Problem to solve
From the listing below, extract each entry exactly as written, minus the images.
[START Provided entries]
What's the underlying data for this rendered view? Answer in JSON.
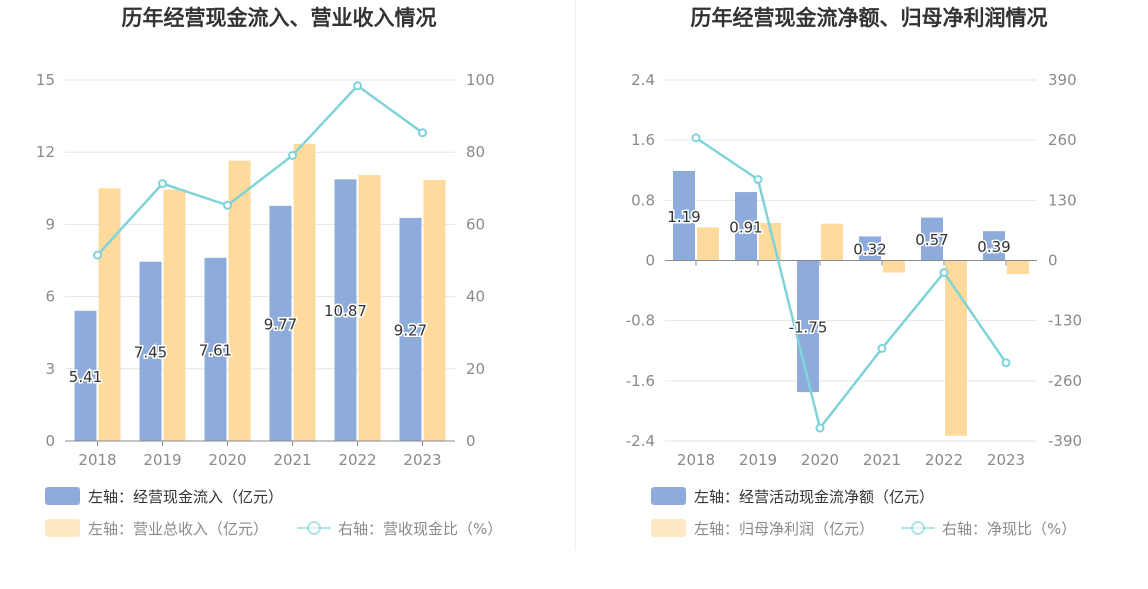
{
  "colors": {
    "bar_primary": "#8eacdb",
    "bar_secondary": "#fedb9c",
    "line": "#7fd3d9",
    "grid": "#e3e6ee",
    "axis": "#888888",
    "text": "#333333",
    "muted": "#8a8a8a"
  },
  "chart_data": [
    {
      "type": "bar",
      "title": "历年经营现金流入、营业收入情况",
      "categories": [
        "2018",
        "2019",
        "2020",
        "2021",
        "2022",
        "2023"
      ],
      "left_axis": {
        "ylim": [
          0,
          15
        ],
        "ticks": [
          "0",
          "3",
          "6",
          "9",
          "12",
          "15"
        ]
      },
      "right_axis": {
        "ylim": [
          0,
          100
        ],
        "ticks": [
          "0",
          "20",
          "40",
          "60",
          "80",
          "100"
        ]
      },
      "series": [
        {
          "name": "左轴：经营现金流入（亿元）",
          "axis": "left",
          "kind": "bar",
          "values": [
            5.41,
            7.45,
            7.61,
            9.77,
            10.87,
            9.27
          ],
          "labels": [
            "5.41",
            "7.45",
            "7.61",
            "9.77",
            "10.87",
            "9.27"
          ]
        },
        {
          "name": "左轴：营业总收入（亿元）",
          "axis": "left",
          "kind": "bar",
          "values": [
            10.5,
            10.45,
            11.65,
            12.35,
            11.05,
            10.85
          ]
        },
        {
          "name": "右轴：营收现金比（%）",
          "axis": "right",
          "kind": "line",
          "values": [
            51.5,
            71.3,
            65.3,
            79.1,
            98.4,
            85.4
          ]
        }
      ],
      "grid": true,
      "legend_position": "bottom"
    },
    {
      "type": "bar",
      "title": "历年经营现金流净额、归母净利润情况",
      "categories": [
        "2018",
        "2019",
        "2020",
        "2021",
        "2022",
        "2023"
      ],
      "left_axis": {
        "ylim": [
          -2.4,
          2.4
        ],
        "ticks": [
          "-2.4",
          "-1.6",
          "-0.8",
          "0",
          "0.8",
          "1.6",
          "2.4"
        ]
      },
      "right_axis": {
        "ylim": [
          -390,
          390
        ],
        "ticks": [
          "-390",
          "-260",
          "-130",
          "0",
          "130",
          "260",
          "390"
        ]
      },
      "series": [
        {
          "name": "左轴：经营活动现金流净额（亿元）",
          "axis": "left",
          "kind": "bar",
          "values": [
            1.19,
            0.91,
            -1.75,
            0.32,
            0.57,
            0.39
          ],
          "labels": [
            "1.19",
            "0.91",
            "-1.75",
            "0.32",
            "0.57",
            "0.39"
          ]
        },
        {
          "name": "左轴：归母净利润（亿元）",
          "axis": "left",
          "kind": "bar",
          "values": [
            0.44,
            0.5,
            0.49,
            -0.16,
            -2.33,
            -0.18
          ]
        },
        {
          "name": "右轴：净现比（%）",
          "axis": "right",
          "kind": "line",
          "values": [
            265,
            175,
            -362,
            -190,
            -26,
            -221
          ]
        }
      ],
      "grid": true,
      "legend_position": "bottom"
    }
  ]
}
[END Provided entries]
Solution
What's the underlying data for this rendered view? Answer in JSON.
{
  "colors": {
    "bar_primary": "#8eacdb",
    "bar_secondary": "#fedb9c",
    "line": "#7fd3d9",
    "grid": "#e3e6ee",
    "axis": "#888888",
    "text": "#333333",
    "muted": "#8a8a8a"
  },
  "chart_data": [
    {
      "type": "bar",
      "title": "历年经营现金流入、营业收入情况",
      "categories": [
        "2018",
        "2019",
        "2020",
        "2021",
        "2022",
        "2023"
      ],
      "left_axis": {
        "ylim": [
          0,
          15
        ],
        "ticks": [
          "0",
          "3",
          "6",
          "9",
          "12",
          "15"
        ]
      },
      "right_axis": {
        "ylim": [
          0,
          100
        ],
        "ticks": [
          "0",
          "20",
          "40",
          "60",
          "80",
          "100"
        ]
      },
      "series": [
        {
          "name": "左轴：经营现金流入（亿元）",
          "axis": "left",
          "kind": "bar",
          "values": [
            5.41,
            7.45,
            7.61,
            9.77,
            10.87,
            9.27
          ],
          "labels": [
            "5.41",
            "7.45",
            "7.61",
            "9.77",
            "10.87",
            "9.27"
          ]
        },
        {
          "name": "左轴：营业总收入（亿元）",
          "axis": "left",
          "kind": "bar",
          "values": [
            10.5,
            10.45,
            11.65,
            12.35,
            11.05,
            10.85
          ]
        },
        {
          "name": "右轴：营收现金比（%）",
          "axis": "right",
          "kind": "line",
          "values": [
            51.5,
            71.3,
            65.3,
            79.1,
            98.4,
            85.4
          ]
        }
      ],
      "grid": true,
      "legend_position": "bottom"
    },
    {
      "type": "bar",
      "title": "历年经营现金流净额、归母净利润情况",
      "categories": [
        "2018",
        "2019",
        "2020",
        "2021",
        "2022",
        "2023"
      ],
      "left_axis": {
        "ylim": [
          -2.4,
          2.4
        ],
        "ticks": [
          "-2.4",
          "-1.6",
          "-0.8",
          "0",
          "0.8",
          "1.6",
          "2.4"
        ]
      },
      "right_axis": {
        "ylim": [
          -390,
          390
        ],
        "ticks": [
          "-390",
          "-260",
          "-130",
          "0",
          "130",
          "260",
          "390"
        ]
      },
      "series": [
        {
          "name": "左轴：经营活动现金流净额（亿元）",
          "axis": "left",
          "kind": "bar",
          "values": [
            1.19,
            0.91,
            -1.75,
            0.32,
            0.57,
            0.39
          ],
          "labels": [
            "1.19",
            "0.91",
            "-1.75",
            "0.32",
            "0.57",
            "0.39"
          ]
        },
        {
          "name": "左轴：归母净利润（亿元）",
          "axis": "left",
          "kind": "bar",
          "values": [
            0.44,
            0.5,
            0.49,
            -0.16,
            -2.33,
            -0.18
          ]
        },
        {
          "name": "右轴：净现比（%）",
          "axis": "right",
          "kind": "line",
          "values": [
            265,
            175,
            -362,
            -190,
            -26,
            -221
          ]
        }
      ],
      "grid": true,
      "legend_position": "bottom"
    }
  ]
}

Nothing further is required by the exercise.